#### What you are asked to do:
Every record must be transcribed in its entirety, apart from the images, which are to be omitted.

#### Information provided:
— START —
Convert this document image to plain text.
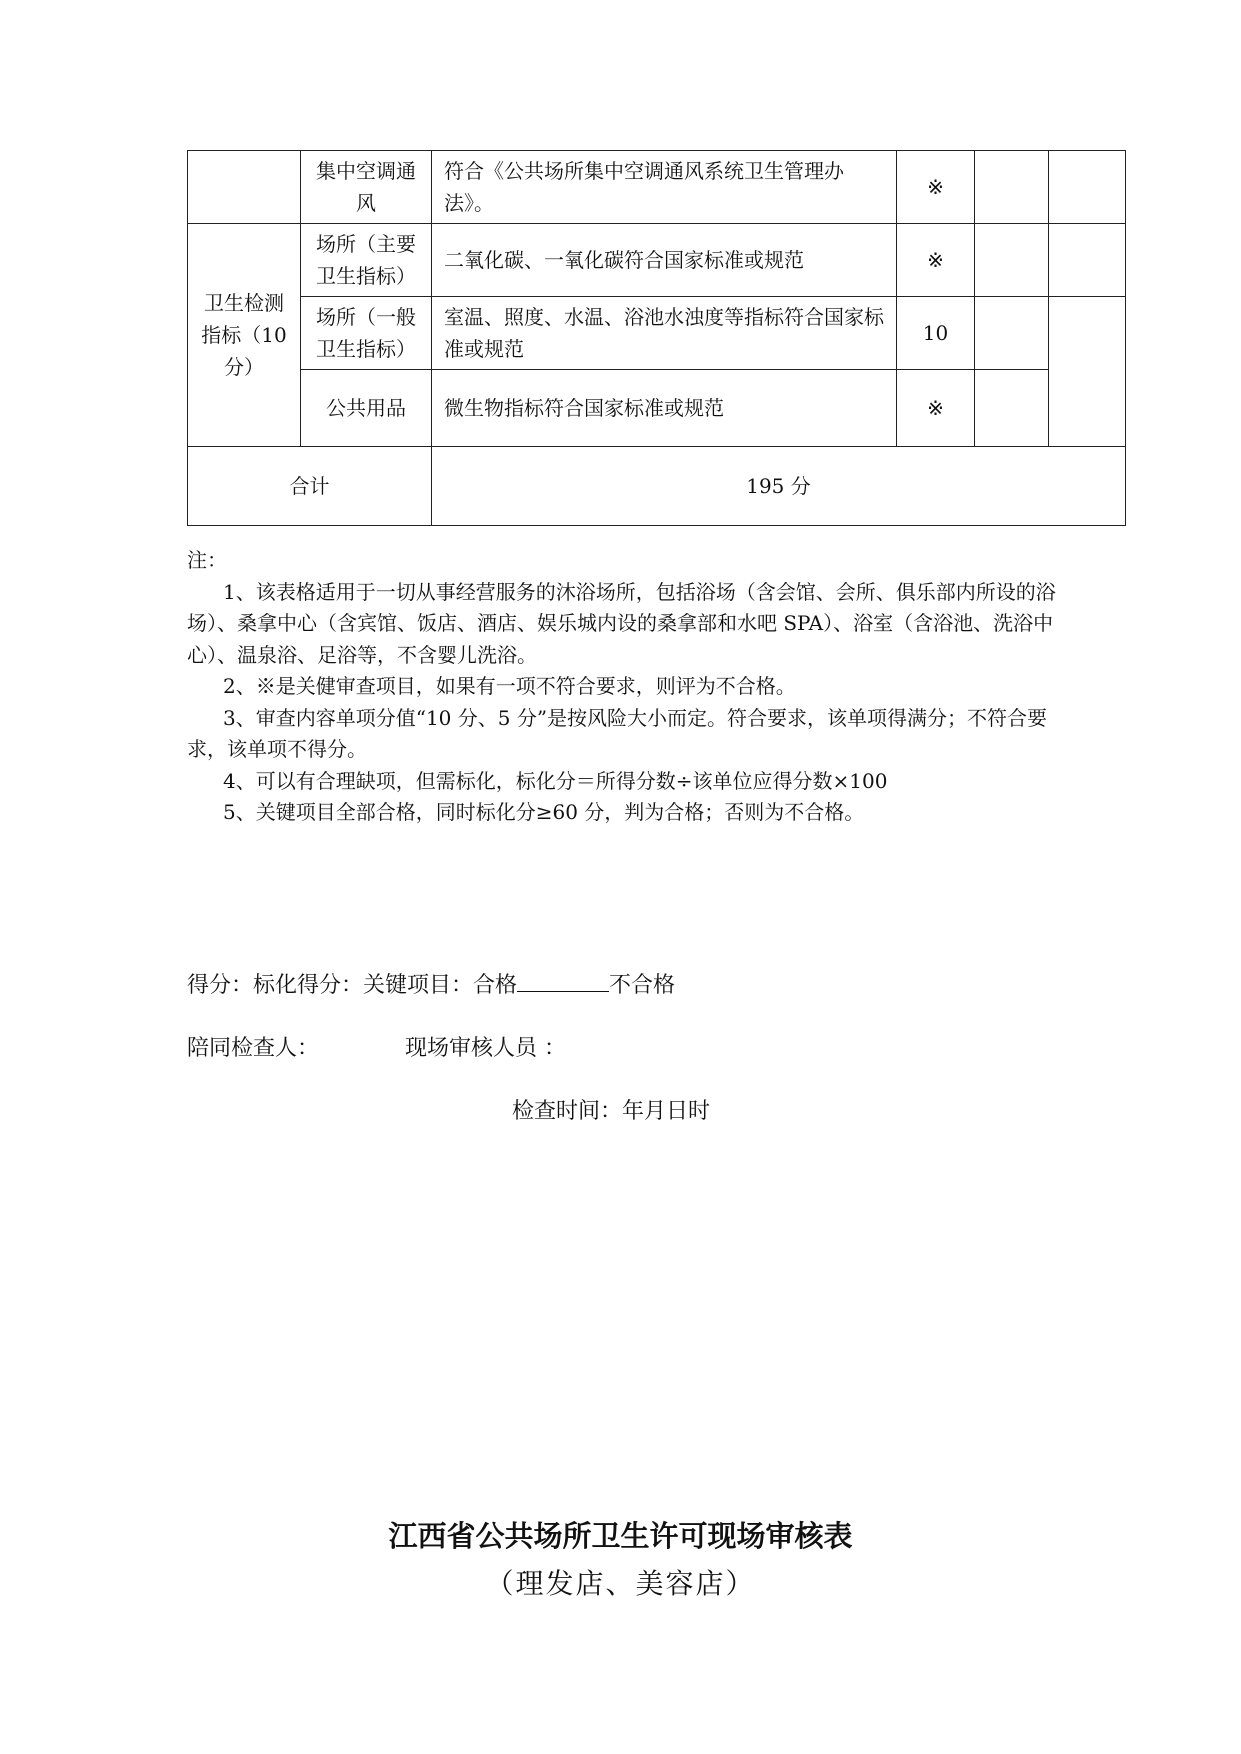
	集中空调通风	符合《公共场所集中空调通风系统卫生管理办法》。	※		
卫生检测指标（10 分）	场所（主要卫生指标）	二氧化碳、一氧化碳符合国家标准或规范	※		
	场所（一般卫生指标）	室温、照度、水温、浴池水浊度等指标符合国家标准或规范	10		
	公共用品	微生物指标符合国家标准或规范	※		
合计		195 分			

注：

1、该表格适用于一切从事经营服务的沐浴场所，包括浴场（含会馆、会所、俱乐部内所设的浴场）、桑拿中心（含宾馆、饭店、酒店、娱乐城内设的桑拿部和水吧 SPA）、浴室（含浴池、洗浴中心）、温泉浴、足浴等，不含婴儿洗浴。

2、※是关健审查项目，如果有一项不符合要求，则评为不合格。

3、审查内容单项分值“10 分、5 分”是按风险大小而定。符合要求，该单项得满分；不符合要求，该单项不得分。

4、可以有合理缺项，但需标化，标化分＝所得分数÷该单位应得分数×100

5、关键项目全部合格，同时标化分≥60 分，判为合格；否则为不合格。

得分：标化得分：关键项目：合格	不合格
陪同检查人：	现场审核人员 ：
检查时间：年月日时
江西省公共场所卫生许可现场审核表
（理发店、美容店）
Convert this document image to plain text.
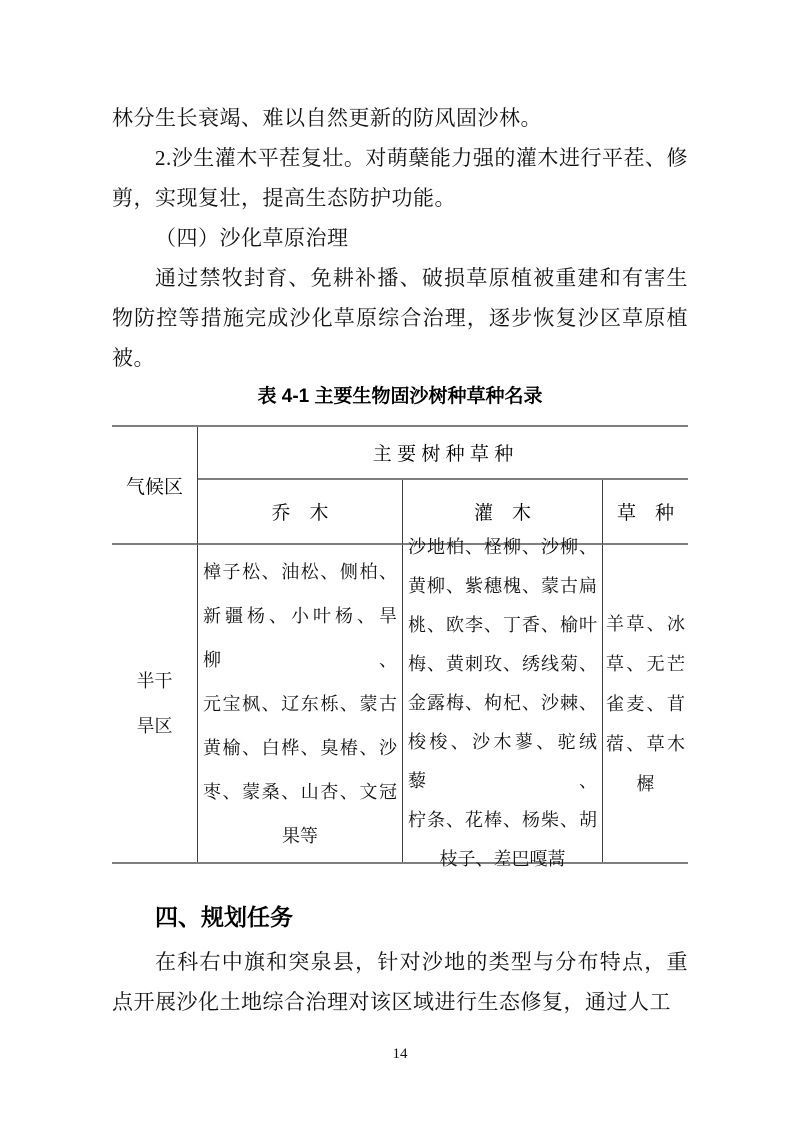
林分生长衰竭、难以自然更新的防风固沙林。

2.沙生灌木平茬复壮。对萌蘖能力强的灌木进行平茬、修剪，实现复壮，提高生态防护功能。

（四）沙化草原治理

通过禁牧封育、免耕补播、破损草原植被重建和有害生物防控等措施完成沙化草原综合治理，逐步恢复沙区草原植被。

表 4-1 主要生物固沙树种草种名录
气候区
主 要 树 种 草 种
乔　木	灌　木	草　种
半干
旱区
樟子松、油松、侧柏、
新疆杨、小叶杨、旱柳、
元宝枫、辽东栎、蒙古
黄榆、白桦、臭椿、沙
枣、蒙桑、山杏、文冠
果等
沙地柏、柽柳、沙柳、
黄柳、紫穗槐、蒙古扁
桃、欧李、丁香、榆叶
梅、黄刺玫、绣线菊、
金露梅、枸杞、沙棘、
梭梭、沙木蓼、驼绒藜、
柠条、花棒、杨柴、胡
枝子、差巴嘎蒿
羊草、冰
草、无芒
雀麦、苜
蓿、草木
樨
四、规划任务

在科右中旗和突泉县，针对沙地的类型与分布特点，重点开展沙化土地综合治理对该区域进行生态修复，通过人工

14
— END —
#### Output of the task:
Convert this document image to plain text.
	集中空调通风	符合《公共场所集中空调通风系统卫生管理办法》。	※		
卫生检测指标（10 分）	场所（主要卫生指标）	二氧化碳、一氧化碳符合国家标准或规范	※		
	场所（一般卫生指标）	室温、照度、水温、浴池水浊度等指标符合国家标准或规范	10		
	公共用品	微生物指标符合国家标准或规范	※		
合计		195 分			

注：

1、该表格适用于一切从事经营服务的沐浴场所，包括浴场（含会馆、会所、俱乐部内所设的浴场）、桑拿中心（含宾馆、饭店、酒店、娱乐城内设的桑拿部和水吧 SPA）、浴室（含浴池、洗浴中心）、温泉浴、足浴等，不含婴儿洗浴。

2、※是关健审查项目，如果有一项不符合要求，则评为不合格。

3、审查内容单项分值“10 分、5 分”是按风险大小而定。符合要求，该单项得满分；不符合要求，该单项不得分。

4、可以有合理缺项，但需标化，标化分＝所得分数÷该单位应得分数×100

5、关键项目全部合格，同时标化分≥60 分，判为合格；否则为不合格。

得分：标化得分：关键项目：合格	不合格
陪同检查人：	现场审核人员 ：
检查时间：年月日时
江西省公共场所卫生许可现场审核表
（理发店、美容店）
Convert this document image to plain text.
林分生长衰竭、难以自然更新的防风固沙林。

2.沙生灌木平茬复壮。对萌蘖能力强的灌木进行平茬、修剪，实现复壮，提高生态防护功能。

（四）沙化草原治理

通过禁牧封育、免耕补播、破损草原植被重建和有害生物防控等措施完成沙化草原综合治理，逐步恢复沙区草原植被。

表 4-1 主要生物固沙树种草种名录
气候区
主 要 树 种 草 种
乔　木	灌　木	草　种
半干
旱区
樟子松、油松、侧柏、
新疆杨、小叶杨、旱柳、
元宝枫、辽东栎、蒙古
黄榆、白桦、臭椿、沙
枣、蒙桑、山杏、文冠
果等
沙地柏、柽柳、沙柳、
黄柳、紫穗槐、蒙古扁
桃、欧李、丁香、榆叶
梅、黄刺玫、绣线菊、
金露梅、枸杞、沙棘、
梭梭、沙木蓼、驼绒藜、
柠条、花棒、杨柴、胡
枝子、差巴嘎蒿
羊草、冰
草、无芒
雀麦、苜
蓿、草木
樨
四、规划任务

在科右中旗和突泉县，针对沙地的类型与分布特点，重点开展沙化土地综合治理对该区域进行生态修复，通过人工

14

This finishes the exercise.